- [Given task]
Present the lines from the one containing "- unit-column: [226, 96, 239, 235]" up to and including the one containing "- unit-number: 1503: [289, 644, 308, 653]" as a Markdown table, with a row number in a column headed Row and each line in a column headed Entry. Leave out blank lines and any items outside that span.

- [Given information]

_____

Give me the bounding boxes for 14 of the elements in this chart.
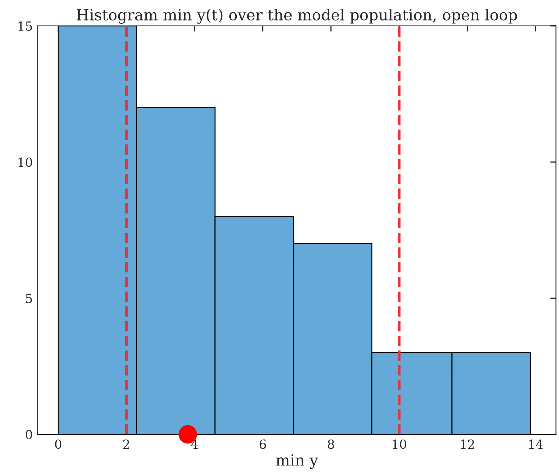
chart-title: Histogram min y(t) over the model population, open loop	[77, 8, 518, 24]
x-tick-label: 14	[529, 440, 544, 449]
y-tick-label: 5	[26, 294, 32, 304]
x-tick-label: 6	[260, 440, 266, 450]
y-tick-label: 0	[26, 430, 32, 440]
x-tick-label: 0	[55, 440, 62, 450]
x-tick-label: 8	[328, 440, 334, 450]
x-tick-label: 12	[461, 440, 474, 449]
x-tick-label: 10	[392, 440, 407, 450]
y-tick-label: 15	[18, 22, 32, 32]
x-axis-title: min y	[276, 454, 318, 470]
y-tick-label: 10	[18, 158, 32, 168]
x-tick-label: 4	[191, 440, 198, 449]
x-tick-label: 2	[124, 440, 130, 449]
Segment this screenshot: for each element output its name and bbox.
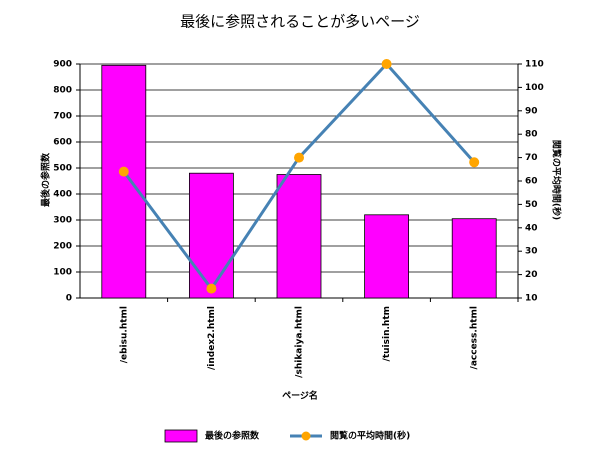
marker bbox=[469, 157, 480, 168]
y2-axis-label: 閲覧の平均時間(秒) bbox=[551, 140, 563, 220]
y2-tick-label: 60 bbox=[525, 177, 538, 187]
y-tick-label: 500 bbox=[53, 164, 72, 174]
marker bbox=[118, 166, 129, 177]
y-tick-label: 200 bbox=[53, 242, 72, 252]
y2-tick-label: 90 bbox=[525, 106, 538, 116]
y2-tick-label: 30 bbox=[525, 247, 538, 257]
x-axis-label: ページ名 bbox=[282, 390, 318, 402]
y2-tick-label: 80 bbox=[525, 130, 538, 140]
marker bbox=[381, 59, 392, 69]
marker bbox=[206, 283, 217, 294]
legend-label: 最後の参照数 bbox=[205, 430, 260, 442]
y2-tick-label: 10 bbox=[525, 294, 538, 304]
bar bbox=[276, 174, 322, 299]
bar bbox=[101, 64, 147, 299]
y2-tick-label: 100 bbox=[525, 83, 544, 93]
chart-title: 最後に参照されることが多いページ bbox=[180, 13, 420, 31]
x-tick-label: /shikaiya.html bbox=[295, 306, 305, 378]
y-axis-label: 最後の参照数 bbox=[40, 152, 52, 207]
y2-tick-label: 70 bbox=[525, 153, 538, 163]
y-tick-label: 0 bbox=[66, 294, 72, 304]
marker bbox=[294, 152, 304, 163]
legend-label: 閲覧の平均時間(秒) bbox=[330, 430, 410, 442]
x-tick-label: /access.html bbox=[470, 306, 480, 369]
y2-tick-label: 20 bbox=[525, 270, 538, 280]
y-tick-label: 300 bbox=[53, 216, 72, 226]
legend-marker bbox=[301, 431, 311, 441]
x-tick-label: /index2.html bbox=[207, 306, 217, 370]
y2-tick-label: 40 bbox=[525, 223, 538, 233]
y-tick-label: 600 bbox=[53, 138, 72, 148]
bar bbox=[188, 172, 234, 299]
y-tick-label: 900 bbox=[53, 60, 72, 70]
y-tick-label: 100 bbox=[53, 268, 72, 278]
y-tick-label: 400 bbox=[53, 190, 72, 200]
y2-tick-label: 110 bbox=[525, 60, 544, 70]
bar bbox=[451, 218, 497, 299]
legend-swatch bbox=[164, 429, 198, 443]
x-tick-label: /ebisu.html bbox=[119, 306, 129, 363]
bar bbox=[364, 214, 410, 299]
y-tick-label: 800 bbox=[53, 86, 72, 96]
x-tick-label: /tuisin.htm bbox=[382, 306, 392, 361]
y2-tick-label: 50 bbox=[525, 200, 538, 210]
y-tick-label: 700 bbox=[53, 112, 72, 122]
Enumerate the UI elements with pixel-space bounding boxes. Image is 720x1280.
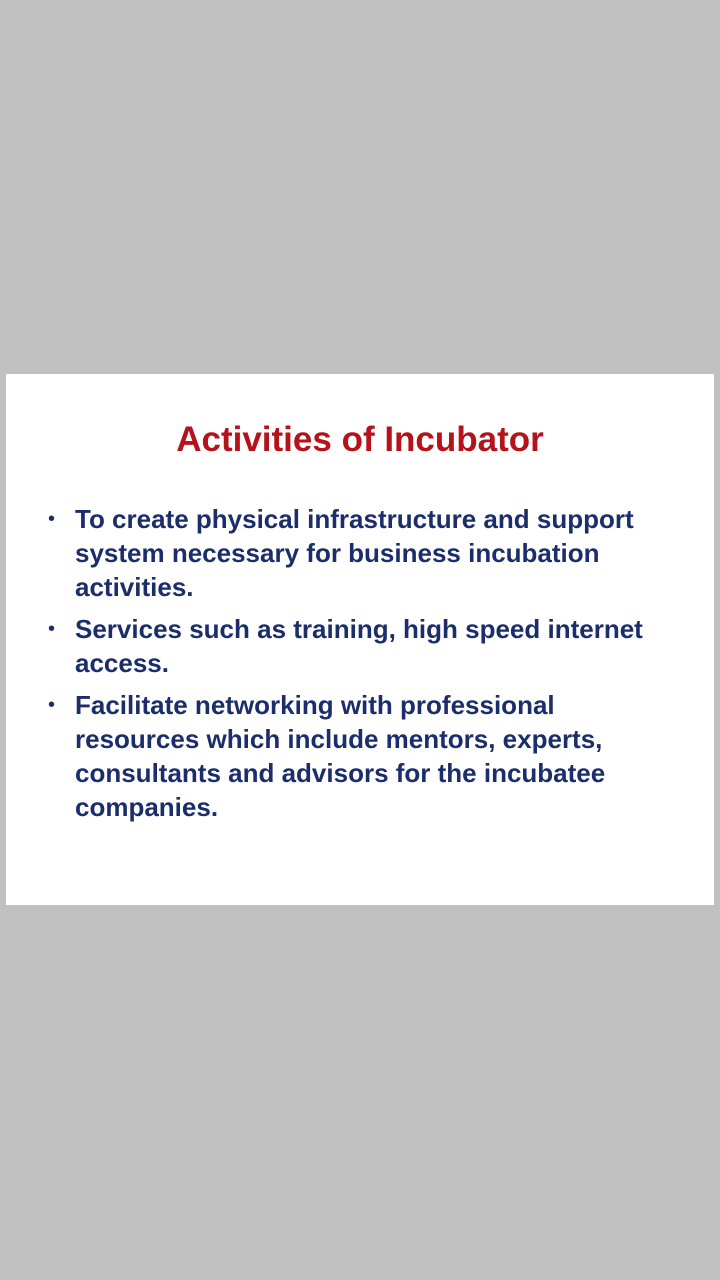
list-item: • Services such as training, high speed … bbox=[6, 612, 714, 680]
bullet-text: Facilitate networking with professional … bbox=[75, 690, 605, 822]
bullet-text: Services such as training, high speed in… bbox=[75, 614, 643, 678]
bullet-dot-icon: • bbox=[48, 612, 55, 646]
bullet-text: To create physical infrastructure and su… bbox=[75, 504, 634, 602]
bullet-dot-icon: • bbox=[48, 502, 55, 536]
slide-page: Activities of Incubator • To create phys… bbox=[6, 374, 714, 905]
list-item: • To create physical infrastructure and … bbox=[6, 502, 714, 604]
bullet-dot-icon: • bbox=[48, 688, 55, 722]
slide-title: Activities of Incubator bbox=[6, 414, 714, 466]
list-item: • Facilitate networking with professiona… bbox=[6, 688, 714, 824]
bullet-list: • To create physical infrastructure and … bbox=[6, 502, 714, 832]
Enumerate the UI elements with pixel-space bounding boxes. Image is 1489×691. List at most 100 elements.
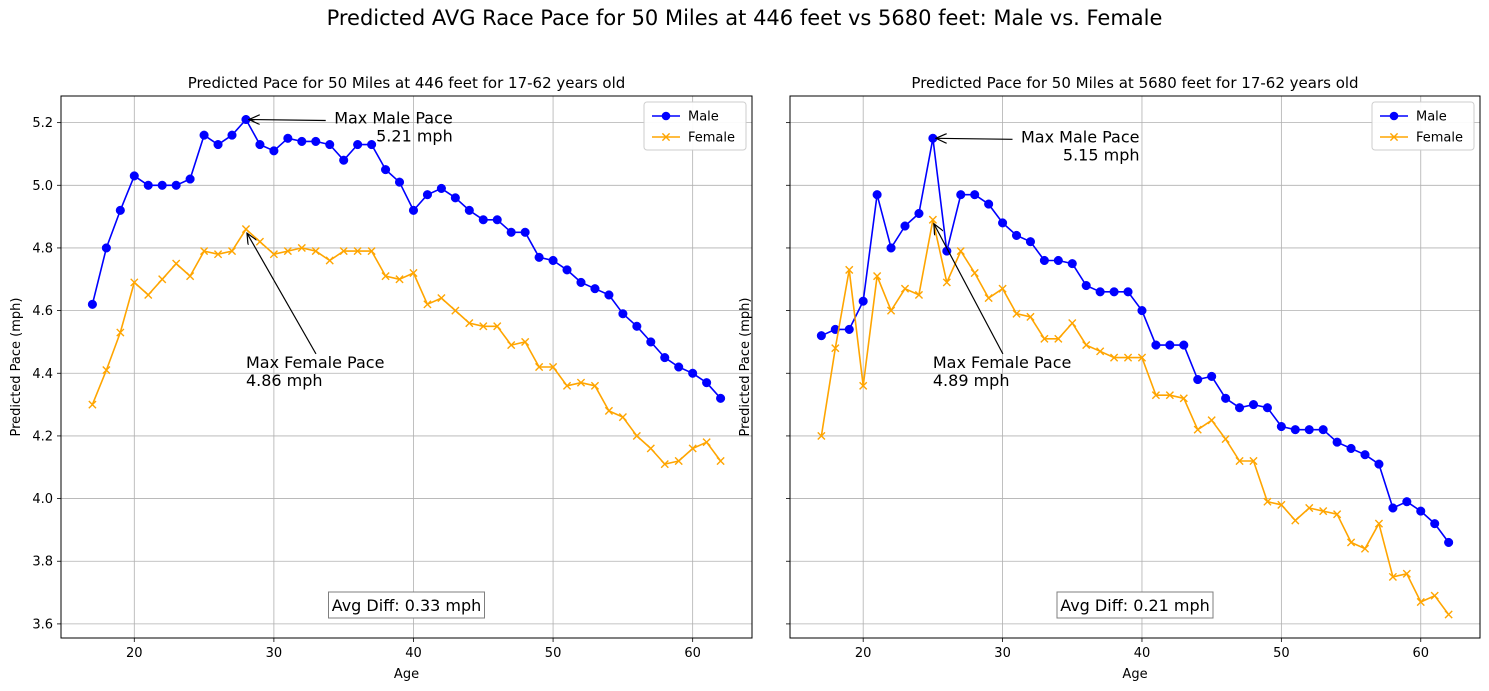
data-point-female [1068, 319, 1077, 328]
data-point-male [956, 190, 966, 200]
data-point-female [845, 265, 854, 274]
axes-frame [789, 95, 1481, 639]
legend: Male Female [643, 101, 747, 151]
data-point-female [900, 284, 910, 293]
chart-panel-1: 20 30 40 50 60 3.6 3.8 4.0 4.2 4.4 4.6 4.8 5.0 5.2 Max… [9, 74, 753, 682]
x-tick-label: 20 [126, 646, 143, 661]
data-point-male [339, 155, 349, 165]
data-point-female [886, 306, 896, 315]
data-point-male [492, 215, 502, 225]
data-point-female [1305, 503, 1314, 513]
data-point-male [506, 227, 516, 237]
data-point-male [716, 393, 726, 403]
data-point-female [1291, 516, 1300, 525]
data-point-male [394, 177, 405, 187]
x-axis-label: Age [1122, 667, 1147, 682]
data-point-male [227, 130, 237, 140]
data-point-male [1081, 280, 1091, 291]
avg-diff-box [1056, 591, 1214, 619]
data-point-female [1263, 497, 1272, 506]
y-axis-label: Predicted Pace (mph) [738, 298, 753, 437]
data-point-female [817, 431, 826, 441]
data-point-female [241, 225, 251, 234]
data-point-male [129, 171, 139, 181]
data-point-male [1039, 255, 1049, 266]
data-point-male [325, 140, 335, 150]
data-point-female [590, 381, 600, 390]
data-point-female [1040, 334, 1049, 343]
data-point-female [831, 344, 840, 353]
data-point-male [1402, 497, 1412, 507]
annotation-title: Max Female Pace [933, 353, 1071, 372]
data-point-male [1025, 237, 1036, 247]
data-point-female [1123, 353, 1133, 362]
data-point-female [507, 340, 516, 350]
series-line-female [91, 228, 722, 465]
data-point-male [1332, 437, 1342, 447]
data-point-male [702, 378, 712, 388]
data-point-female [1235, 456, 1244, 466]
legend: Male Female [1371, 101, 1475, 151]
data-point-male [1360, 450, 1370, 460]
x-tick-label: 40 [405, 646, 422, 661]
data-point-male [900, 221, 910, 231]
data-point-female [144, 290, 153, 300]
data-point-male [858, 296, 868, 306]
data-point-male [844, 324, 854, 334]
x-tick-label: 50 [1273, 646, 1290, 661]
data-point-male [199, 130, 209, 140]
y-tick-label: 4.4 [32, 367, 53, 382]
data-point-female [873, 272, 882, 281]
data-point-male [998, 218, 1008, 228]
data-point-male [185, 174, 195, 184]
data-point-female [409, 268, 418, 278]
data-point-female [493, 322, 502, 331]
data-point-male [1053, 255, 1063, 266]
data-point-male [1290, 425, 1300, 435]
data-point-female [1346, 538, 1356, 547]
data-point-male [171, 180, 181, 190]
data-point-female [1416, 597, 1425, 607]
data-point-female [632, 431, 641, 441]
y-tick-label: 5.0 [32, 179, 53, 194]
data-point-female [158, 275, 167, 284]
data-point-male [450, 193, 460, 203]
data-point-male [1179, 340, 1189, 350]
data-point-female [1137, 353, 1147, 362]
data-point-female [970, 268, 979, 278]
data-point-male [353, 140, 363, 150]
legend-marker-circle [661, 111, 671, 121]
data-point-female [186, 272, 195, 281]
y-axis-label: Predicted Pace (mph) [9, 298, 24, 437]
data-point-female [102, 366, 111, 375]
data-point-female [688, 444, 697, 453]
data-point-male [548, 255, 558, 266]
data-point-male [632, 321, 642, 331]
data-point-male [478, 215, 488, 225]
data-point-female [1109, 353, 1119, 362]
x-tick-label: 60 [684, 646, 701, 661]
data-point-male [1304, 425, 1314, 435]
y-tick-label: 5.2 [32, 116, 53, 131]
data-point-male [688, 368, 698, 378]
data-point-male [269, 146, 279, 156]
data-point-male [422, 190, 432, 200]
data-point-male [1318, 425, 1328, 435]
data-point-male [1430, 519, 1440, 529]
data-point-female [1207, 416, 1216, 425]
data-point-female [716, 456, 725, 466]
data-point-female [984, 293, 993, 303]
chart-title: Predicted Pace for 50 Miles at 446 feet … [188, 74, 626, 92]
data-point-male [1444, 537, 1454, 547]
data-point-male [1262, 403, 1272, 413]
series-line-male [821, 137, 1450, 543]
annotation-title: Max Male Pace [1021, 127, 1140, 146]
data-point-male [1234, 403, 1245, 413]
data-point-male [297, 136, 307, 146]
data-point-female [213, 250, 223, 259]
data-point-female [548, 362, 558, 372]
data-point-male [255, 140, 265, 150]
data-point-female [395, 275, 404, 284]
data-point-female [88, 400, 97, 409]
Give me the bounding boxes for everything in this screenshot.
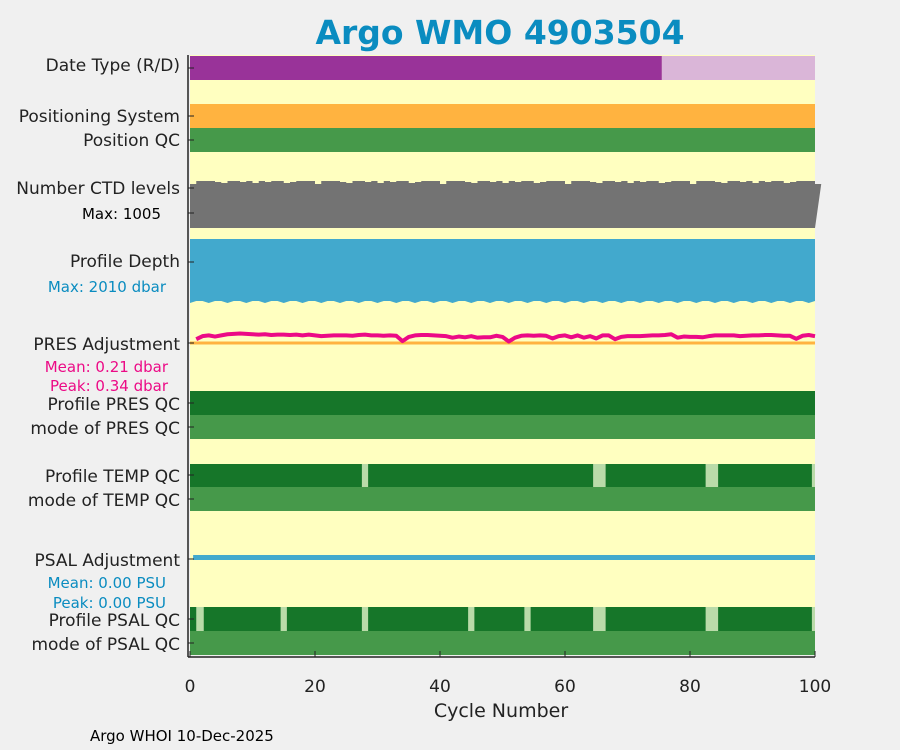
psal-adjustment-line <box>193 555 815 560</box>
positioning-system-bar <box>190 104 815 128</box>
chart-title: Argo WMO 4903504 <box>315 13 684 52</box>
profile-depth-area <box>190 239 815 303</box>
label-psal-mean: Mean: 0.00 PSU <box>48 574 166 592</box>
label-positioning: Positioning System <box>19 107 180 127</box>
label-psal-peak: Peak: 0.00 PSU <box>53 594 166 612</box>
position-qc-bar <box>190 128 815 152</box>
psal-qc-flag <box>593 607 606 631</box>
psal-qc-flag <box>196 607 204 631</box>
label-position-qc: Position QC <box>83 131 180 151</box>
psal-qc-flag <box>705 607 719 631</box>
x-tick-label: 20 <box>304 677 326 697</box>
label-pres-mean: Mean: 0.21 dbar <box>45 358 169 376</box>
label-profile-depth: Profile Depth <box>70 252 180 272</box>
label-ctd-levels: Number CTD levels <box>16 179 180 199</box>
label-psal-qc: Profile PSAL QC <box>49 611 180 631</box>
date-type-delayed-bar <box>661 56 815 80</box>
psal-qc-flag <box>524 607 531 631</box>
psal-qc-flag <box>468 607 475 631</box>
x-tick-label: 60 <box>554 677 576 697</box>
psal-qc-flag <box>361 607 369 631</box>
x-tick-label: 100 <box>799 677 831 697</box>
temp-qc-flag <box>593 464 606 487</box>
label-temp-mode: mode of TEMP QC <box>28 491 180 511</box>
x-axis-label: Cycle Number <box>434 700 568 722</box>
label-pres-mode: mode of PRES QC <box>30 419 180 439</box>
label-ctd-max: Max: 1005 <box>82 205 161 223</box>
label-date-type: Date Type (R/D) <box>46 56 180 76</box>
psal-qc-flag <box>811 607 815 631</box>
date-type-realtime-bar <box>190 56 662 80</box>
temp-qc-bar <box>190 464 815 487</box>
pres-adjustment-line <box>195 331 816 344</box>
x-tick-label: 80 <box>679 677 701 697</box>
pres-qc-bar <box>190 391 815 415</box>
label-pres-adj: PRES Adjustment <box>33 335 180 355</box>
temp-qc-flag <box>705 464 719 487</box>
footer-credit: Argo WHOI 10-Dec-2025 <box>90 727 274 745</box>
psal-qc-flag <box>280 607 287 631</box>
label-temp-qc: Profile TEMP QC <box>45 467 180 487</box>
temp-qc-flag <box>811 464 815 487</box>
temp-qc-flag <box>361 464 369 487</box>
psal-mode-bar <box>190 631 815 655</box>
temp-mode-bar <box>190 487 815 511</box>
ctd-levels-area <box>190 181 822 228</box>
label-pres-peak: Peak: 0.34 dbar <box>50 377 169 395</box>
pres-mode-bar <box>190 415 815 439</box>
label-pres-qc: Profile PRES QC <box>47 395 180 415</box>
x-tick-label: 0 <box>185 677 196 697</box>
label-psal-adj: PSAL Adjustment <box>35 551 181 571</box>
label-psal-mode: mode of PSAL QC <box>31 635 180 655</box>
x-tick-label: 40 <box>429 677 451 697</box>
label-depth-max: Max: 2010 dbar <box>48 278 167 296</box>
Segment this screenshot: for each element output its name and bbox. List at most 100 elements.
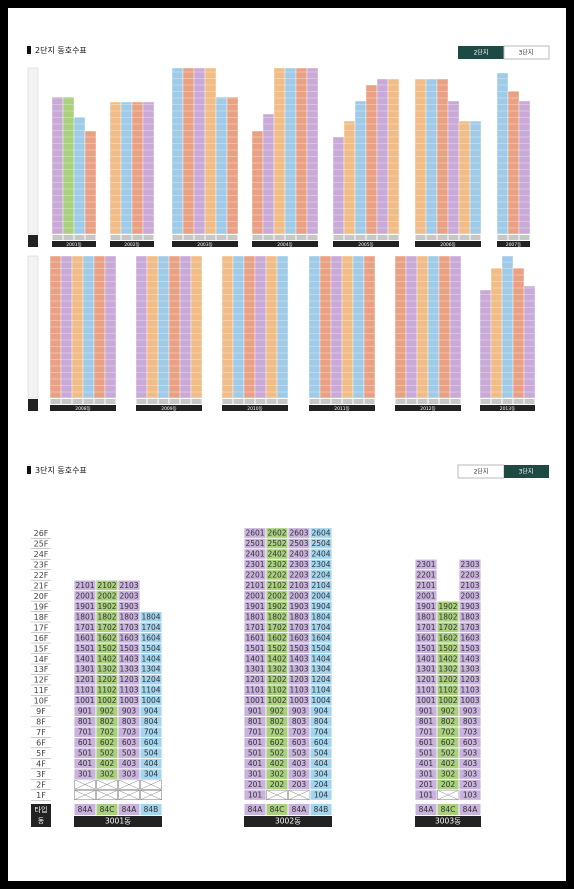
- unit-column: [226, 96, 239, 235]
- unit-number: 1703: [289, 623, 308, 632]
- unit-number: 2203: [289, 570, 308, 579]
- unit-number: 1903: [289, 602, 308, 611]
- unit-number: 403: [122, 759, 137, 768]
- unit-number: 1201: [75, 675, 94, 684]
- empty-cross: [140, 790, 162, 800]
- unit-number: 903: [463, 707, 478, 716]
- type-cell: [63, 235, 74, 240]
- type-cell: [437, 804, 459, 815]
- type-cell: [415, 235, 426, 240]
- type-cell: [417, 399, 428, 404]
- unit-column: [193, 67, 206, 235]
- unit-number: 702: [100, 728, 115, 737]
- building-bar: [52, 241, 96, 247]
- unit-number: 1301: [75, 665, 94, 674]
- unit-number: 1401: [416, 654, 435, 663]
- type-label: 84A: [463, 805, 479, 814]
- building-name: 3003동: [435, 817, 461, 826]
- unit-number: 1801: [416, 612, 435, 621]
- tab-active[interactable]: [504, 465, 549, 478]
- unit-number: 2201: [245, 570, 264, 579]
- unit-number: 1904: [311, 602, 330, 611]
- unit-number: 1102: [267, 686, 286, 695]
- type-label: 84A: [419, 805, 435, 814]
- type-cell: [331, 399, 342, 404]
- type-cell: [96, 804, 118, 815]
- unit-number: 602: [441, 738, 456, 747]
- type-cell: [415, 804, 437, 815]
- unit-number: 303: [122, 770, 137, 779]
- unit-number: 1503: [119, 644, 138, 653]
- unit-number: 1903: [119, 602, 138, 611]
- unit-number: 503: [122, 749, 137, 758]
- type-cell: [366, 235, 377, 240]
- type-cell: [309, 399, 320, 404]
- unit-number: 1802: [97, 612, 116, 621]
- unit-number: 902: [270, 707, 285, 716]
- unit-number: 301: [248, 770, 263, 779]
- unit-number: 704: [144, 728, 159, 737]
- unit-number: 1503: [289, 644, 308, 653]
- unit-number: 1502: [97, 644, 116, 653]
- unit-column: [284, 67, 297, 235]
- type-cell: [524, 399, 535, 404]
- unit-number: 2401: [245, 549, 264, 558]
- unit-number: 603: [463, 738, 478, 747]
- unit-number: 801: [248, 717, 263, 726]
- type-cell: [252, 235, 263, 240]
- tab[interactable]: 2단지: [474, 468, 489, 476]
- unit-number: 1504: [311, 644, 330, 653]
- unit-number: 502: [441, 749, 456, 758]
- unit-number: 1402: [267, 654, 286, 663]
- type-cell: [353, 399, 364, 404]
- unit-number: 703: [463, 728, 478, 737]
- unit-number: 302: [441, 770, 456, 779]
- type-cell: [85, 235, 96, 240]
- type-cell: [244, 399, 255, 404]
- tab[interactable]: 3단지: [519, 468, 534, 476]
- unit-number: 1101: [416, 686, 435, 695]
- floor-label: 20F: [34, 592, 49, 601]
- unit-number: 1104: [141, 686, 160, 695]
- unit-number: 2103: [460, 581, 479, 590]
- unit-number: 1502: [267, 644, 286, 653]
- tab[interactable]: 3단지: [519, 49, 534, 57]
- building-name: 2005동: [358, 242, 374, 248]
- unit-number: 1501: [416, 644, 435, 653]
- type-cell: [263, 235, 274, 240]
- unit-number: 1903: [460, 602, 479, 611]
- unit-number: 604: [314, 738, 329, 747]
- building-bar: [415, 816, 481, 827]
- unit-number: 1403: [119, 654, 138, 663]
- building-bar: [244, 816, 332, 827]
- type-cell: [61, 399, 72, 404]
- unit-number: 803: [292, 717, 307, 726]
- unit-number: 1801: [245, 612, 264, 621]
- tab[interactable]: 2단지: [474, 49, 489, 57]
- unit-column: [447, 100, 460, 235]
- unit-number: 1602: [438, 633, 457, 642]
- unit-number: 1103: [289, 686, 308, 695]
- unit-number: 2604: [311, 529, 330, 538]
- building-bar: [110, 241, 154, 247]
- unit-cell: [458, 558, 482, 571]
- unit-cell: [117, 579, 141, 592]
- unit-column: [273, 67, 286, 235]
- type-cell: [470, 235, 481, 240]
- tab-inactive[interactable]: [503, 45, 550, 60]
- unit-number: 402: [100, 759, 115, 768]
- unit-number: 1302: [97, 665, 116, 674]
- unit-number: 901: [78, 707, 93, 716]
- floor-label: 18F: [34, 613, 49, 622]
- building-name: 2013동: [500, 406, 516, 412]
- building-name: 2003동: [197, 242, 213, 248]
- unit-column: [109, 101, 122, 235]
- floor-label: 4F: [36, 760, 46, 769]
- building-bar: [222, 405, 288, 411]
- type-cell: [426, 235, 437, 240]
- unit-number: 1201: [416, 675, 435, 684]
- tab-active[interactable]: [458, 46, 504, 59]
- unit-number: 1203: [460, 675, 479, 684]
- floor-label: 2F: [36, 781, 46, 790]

_____

- [Solved problem]
| Row | Entry |
|---|---|
| 1 | - unit-column: [226, 96, 239, 235] |
| 2 | - unit-number: 1703: [289, 623, 308, 632] |
| 3 | - unit-number: 2203: [289, 570, 308, 579] |
| 4 | - unit-number: 1903: [289, 602, 308, 611] |
| 5 | - unit-number: 403: [122, 759, 137, 768] |
| 6 | - unit-number: 1201: [75, 675, 94, 684] |
| 7 | - empty-cross: [140, 790, 162, 800] |
| 8 | - unit-number: 903: [463, 707, 478, 716] |
| 9 | - type-cell: [63, 235, 74, 240] |
| 10 | - type-cell: [437, 804, 459, 815] |
| 11 | - type-cell: [415, 235, 426, 240] |
| 12 | - type-cell: [417, 399, 428, 404] |
| 13 | - unit-column: [193, 67, 206, 235] |
| 14 | - unit-number: 702: [100, 728, 115, 737] |
| 15 | - building-bar: [52, 241, 96, 247] |
| 16 | - unit-number: 1301: [75, 665, 94, 674] |
| 17 | - unit-number: 1401: [416, 654, 435, 663] |
| 18 | - type-label: 84A: [463, 805, 479, 814] |
| 19 | - building-name: 3003동: [435, 817, 461, 826] |
| 20 | - unit-number: 1801: [416, 612, 435, 621] |
| 21 | - tab-active[interactable]: [504, 465, 549, 478] |
| 22 | - unit-number: 2201: [245, 570, 264, 579] |
| 23 | - unit-number: 1904: [311, 602, 330, 611] |
| 24 | - unit-number: 1102: [267, 686, 286, 695] |
| 25 | - type-label: 84A: [419, 805, 435, 814] |
| 26 | - type-cell: [331, 399, 342, 404] |
| 27 | - type-cell: [96, 804, 118, 815] |
| 28 | - unit-number: 602: [441, 738, 456, 747] |
| 29 | - type-cell: [415, 804, 437, 815] |
| 30 | - unit-number: 303: [122, 770, 137, 779] |
| 31 | - unit-number: 1503: [119, 644, 138, 653] |
| 32 | - unit-number: 1903: [119, 602, 138, 611] |
| 33 | - unit-number: 503: [122, 749, 137, 758] |
| 34 | - type-cell: [366, 235, 377, 240] |
| 35 | - type-cell: [309, 399, 320, 404] |
| 36 | - unit-number: 1802: [97, 612, 116, 621] |
| 37 | - unit-number: 902: [270, 707, 285, 716] |
| 38 | - unit-number: 301: [248, 770, 263, 779] |
| 39 | - unit-number: 704: [144, 728, 159, 737] |
| 40 | - unit-number: 1503: [289, 644, 308, 653] |